Items from a figure collection:

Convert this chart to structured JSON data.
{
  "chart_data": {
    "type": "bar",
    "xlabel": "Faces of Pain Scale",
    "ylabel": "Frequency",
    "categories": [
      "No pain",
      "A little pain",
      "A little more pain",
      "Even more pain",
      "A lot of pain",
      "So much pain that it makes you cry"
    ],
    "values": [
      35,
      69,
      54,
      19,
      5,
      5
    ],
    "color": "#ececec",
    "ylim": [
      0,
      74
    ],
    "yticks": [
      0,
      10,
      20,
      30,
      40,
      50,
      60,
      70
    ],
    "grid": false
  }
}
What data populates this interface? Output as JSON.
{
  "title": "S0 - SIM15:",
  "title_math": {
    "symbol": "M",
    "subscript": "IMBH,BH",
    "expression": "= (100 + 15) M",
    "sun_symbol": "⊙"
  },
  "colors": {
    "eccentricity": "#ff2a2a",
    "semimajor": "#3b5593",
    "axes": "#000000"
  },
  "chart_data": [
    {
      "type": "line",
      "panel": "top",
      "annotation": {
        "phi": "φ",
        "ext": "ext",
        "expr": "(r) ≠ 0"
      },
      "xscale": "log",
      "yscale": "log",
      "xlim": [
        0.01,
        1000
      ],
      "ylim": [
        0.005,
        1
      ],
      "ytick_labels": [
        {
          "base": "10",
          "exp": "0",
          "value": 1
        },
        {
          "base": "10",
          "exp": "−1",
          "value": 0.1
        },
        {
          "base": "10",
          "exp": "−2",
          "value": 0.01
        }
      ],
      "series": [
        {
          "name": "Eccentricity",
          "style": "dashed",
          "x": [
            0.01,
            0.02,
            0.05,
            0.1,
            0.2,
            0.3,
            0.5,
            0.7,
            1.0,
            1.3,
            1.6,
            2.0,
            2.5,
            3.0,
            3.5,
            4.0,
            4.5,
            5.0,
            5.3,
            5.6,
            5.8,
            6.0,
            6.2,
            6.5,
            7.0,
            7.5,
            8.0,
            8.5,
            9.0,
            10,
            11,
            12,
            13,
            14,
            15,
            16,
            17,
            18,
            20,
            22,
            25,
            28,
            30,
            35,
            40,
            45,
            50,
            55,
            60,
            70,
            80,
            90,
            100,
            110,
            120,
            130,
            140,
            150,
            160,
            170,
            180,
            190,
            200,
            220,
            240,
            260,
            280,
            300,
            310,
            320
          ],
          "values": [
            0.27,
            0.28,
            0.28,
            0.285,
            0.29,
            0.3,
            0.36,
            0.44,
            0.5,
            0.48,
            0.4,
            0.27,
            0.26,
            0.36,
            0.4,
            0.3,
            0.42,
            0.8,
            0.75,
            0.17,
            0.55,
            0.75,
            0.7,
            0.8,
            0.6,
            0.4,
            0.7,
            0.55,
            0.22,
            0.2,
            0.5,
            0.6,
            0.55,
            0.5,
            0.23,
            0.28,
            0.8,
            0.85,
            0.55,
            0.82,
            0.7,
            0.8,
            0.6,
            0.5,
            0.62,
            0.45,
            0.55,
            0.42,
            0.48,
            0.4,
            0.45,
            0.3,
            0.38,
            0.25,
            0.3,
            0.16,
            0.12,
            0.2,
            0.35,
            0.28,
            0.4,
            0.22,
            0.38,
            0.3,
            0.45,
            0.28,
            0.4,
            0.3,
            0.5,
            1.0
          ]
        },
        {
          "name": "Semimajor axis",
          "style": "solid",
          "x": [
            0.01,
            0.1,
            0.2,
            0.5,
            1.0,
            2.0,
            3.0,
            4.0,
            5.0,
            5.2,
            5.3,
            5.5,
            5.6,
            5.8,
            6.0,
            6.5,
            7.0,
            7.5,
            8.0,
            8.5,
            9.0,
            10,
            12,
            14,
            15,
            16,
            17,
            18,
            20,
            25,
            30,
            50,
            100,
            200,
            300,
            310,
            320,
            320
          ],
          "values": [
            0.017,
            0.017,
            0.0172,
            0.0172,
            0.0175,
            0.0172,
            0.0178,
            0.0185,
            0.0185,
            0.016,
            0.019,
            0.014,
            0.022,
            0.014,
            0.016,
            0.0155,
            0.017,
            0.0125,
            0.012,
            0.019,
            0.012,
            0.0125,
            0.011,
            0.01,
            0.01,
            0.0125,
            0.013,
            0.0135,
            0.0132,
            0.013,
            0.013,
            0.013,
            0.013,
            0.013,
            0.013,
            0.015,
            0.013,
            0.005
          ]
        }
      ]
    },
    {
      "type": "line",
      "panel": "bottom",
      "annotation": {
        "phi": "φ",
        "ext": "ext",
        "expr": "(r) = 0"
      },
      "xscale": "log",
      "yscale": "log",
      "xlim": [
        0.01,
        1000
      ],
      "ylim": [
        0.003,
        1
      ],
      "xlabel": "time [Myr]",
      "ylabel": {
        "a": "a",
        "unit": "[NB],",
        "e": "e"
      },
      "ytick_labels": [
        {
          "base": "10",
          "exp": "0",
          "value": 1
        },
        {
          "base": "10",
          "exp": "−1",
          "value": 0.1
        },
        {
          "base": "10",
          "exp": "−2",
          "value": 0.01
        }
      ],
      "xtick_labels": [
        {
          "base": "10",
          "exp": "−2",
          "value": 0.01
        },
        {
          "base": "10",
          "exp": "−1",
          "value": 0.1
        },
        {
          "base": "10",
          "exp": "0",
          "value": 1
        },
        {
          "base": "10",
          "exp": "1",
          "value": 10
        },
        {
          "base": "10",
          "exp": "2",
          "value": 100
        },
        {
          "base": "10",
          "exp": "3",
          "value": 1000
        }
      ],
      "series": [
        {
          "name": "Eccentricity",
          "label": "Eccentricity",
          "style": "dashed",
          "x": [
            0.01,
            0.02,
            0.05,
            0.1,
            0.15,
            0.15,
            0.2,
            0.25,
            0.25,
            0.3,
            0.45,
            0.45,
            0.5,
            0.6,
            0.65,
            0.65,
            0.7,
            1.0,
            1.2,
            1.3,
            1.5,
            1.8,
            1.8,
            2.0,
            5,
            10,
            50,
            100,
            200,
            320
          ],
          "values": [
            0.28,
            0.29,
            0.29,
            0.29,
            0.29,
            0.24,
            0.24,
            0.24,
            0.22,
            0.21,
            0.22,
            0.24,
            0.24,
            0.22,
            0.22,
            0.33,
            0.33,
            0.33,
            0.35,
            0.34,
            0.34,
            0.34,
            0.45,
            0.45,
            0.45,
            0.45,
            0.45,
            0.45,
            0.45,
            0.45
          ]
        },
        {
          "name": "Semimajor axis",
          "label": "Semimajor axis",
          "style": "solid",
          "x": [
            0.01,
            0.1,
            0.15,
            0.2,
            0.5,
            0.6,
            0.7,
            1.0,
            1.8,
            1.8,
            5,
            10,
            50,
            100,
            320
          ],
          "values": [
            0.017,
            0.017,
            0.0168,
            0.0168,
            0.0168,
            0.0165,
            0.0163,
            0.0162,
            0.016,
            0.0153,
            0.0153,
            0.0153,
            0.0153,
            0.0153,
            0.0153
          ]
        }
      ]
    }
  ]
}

Exercise aim: Take the entries and copy them out exactly.

Written reply:
Convert this chart to structured JSON data.
{
  "chart_data": {
    "type": "bar",
    "xlabel": "Faces of Pain Scale",
    "ylabel": "Frequency",
    "categories": [
      "No pain",
      "A little pain",
      "A little more pain",
      "Even more pain",
      "A lot of pain",
      "So much pain that it makes you cry"
    ],
    "values": [
      35,
      69,
      54,
      19,
      5,
      5
    ],
    "color": "#ececec",
    "ylim": [
      0,
      74
    ],
    "yticks": [
      0,
      10,
      20,
      30,
      40,
      50,
      60,
      70
    ],
    "grid": false
  }
}
What data populates this interface? Output as JSON.
{
  "title": "S0 - SIM15:",
  "title_math": {
    "symbol": "M",
    "subscript": "IMBH,BH",
    "expression": "= (100 + 15) M",
    "sun_symbol": "⊙"
  },
  "colors": {
    "eccentricity": "#ff2a2a",
    "semimajor": "#3b5593",
    "axes": "#000000"
  },
  "chart_data": [
    {
      "type": "line",
      "panel": "top",
      "annotation": {
        "phi": "φ",
        "ext": "ext",
        "expr": "(r) ≠ 0"
      },
      "xscale": "log",
      "yscale": "log",
      "xlim": [
        0.01,
        1000
      ],
      "ylim": [
        0.005,
        1
      ],
      "ytick_labels": [
        {
          "base": "10",
          "exp": "0",
          "value": 1
        },
        {
          "base": "10",
          "exp": "−1",
          "value": 0.1
        },
        {
          "base": "10",
          "exp": "−2",
          "value": 0.01
        }
      ],
      "series": [
        {
          "name": "Eccentricity",
          "style": "dashed",
          "x": [
            0.01,
            0.02,
            0.05,
            0.1,
            0.2,
            0.3,
            0.5,
            0.7,
            1.0,
            1.3,
            1.6,
            2.0,
            2.5,
            3.0,
            3.5,
            4.0,
            4.5,
            5.0,
            5.3,
            5.6,
            5.8,
            6.0,
            6.2,
            6.5,
            7.0,
            7.5,
            8.0,
            8.5,
            9.0,
            10,
            11,
            12,
            13,
            14,
            15,
            16,
            17,
            18,
            20,
            22,
            25,
            28,
            30,
            35,
            40,
            45,
            50,
            55,
            60,
            70,
            80,
            90,
            100,
            110,
            120,
            130,
            140,
            150,
            160,
            170,
            180,
            190,
            200,
            220,
            240,
            260,
            280,
            300,
            310,
            320
          ],
          "values": [
            0.27,
            0.28,
            0.28,
            0.285,
            0.29,
            0.3,
            0.36,
            0.44,
            0.5,
            0.48,
            0.4,
            0.27,
            0.26,
            0.36,
            0.4,
            0.3,
            0.42,
            0.8,
            0.75,
            0.17,
            0.55,
            0.75,
            0.7,
            0.8,
            0.6,
            0.4,
            0.7,
            0.55,
            0.22,
            0.2,
            0.5,
            0.6,
            0.55,
            0.5,
            0.23,
            0.28,
            0.8,
            0.85,
            0.55,
            0.82,
            0.7,
            0.8,
            0.6,
            0.5,
            0.62,
            0.45,
            0.55,
            0.42,
            0.48,
            0.4,
            0.45,
            0.3,
            0.38,
            0.25,
            0.3,
            0.16,
            0.12,
            0.2,
            0.35,
            0.28,
            0.4,
            0.22,
            0.38,
            0.3,
            0.45,
            0.28,
            0.4,
            0.3,
            0.5,
            1.0
          ]
        },
        {
          "name": "Semimajor axis",
          "style": "solid",
          "x": [
            0.01,
            0.1,
            0.2,
            0.5,
            1.0,
            2.0,
            3.0,
            4.0,
            5.0,
            5.2,
            5.3,
            5.5,
            5.6,
            5.8,
            6.0,
            6.5,
            7.0,
            7.5,
            8.0,
            8.5,
            9.0,
            10,
            12,
            14,
            15,
            16,
            17,
            18,
            20,
            25,
            30,
            50,
            100,
            200,
            300,
            310,
            320,
            320
          ],
          "values": [
            0.017,
            0.017,
            0.0172,
            0.0172,
            0.0175,
            0.0172,
            0.0178,
            0.0185,
            0.0185,
            0.016,
            0.019,
            0.014,
            0.022,
            0.014,
            0.016,
            0.0155,
            0.017,
            0.0125,
            0.012,
            0.019,
            0.012,
            0.0125,
            0.011,
            0.01,
            0.01,
            0.0125,
            0.013,
            0.0135,
            0.0132,
            0.013,
            0.013,
            0.013,
            0.013,
            0.013,
            0.013,
            0.015,
            0.013,
            0.005
          ]
        }
      ]
    },
    {
      "type": "line",
      "panel": "bottom",
      "annotation": {
        "phi": "φ",
        "ext": "ext",
        "expr": "(r) = 0"
      },
      "xscale": "log",
      "yscale": "log",
      "xlim": [
        0.01,
        1000
      ],
      "ylim": [
        0.003,
        1
      ],
      "xlabel": "time [Myr]",
      "ylabel": {
        "a": "a",
        "unit": "[NB],",
        "e": "e"
      },
      "ytick_labels": [
        {
          "base": "10",
          "exp": "0",
          "value": 1
        },
        {
          "base": "10",
          "exp": "−1",
          "value": 0.1
        },
        {
          "base": "10",
          "exp": "−2",
          "value": 0.01
        }
      ],
      "xtick_labels": [
        {
          "base": "10",
          "exp": "−2",
          "value": 0.01
        },
        {
          "base": "10",
          "exp": "−1",
          "value": 0.1
        },
        {
          "base": "10",
          "exp": "0",
          "value": 1
        },
        {
          "base": "10",
          "exp": "1",
          "value": 10
        },
        {
          "base": "10",
          "exp": "2",
          "value": 100
        },
        {
          "base": "10",
          "exp": "3",
          "value": 1000
        }
      ],
      "series": [
        {
          "name": "Eccentricity",
          "label": "Eccentricity",
          "style": "dashed",
          "x": [
            0.01,
            0.02,
            0.05,
            0.1,
            0.15,
            0.15,
            0.2,
            0.25,
            0.25,
            0.3,
            0.45,
            0.45,
            0.5,
            0.6,
            0.65,
            0.65,
            0.7,
            1.0,
            1.2,
            1.3,
            1.5,
            1.8,
            1.8,
            2.0,
            5,
            10,
            50,
            100,
            200,
            320
          ],
          "values": [
            0.28,
            0.29,
            0.29,
            0.29,
            0.29,
            0.24,
            0.24,
            0.24,
            0.22,
            0.21,
            0.22,
            0.24,
            0.24,
            0.22,
            0.22,
            0.33,
            0.33,
            0.33,
            0.35,
            0.34,
            0.34,
            0.34,
            0.45,
            0.45,
            0.45,
            0.45,
            0.45,
            0.45,
            0.45,
            0.45
          ]
        },
        {
          "name": "Semimajor axis",
          "label": "Semimajor axis",
          "style": "solid",
          "x": [
            0.01,
            0.1,
            0.15,
            0.2,
            0.5,
            0.6,
            0.7,
            1.0,
            1.8,
            1.8,
            5,
            10,
            50,
            100,
            320
          ],
          "values": [
            0.017,
            0.017,
            0.0168,
            0.0168,
            0.0168,
            0.0165,
            0.0163,
            0.0162,
            0.016,
            0.0153,
            0.0153,
            0.0153,
            0.0153,
            0.0153,
            0.0153
          ]
        }
      ]
    }
  ]
}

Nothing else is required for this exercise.